* _Given problem_: Reproduce the rows verbatim from the first one down to and including the line containing "paragraph-4: Lastly, let\'s".

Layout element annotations

--

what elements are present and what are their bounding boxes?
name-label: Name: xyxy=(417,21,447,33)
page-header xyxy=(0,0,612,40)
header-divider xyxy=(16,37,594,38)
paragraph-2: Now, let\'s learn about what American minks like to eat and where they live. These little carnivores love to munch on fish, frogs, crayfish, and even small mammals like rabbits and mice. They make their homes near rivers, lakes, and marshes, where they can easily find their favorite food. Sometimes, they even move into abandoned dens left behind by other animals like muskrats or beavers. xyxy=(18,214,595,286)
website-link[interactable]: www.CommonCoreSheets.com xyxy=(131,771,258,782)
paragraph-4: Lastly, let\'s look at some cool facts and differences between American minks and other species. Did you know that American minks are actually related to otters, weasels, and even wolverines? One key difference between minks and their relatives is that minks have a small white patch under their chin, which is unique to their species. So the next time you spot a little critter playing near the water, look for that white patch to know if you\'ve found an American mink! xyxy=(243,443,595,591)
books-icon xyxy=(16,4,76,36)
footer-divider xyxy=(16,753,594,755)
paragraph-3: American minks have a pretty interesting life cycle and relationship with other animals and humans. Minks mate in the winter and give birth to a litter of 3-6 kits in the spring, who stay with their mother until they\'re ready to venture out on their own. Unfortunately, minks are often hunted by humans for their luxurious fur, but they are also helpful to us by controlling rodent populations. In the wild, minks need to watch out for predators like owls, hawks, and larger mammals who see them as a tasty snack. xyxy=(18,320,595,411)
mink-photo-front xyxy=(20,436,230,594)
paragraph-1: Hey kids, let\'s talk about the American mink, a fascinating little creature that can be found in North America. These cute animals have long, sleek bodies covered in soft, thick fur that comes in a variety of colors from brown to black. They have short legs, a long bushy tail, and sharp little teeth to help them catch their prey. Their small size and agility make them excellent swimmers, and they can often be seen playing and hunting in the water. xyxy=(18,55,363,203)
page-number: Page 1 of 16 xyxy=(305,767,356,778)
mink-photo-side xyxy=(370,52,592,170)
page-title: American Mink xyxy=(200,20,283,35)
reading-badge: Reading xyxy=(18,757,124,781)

--

* _Reply_:
what elements are present and what are their bounding boxes?
name-label: Name: xyxy=(417,21,447,33)
page-header xyxy=(0,0,612,40)
header-divider xyxy=(16,37,594,38)
paragraph-2: Now, let\'s learn about what American minks like to eat and where they live. These little carnivores love to munch on fish, frogs, crayfish, and even small mammals like rabbits and mice. They make their homes near rivers, lakes, and marshes, where they can easily find their favorite food. Sometimes, they even move into abandoned dens left behind by other animals like muskrats or beavers. xyxy=(18,214,595,286)
website-link[interactable]: www.CommonCoreSheets.com xyxy=(131,771,258,782)
paragraph-4: Lastly, let\'s look at some cool facts and differences between American minks and other species. Did you know that American minks are actually related to otters, weasels, and even wolverines? One key difference between minks and their relatives is that minks have a small white patch under their chin, which is unique to their species. So the next time you spot a little critter playing near the water, look for that white patch to know if you\'ve found an American mink! xyxy=(243,443,595,591)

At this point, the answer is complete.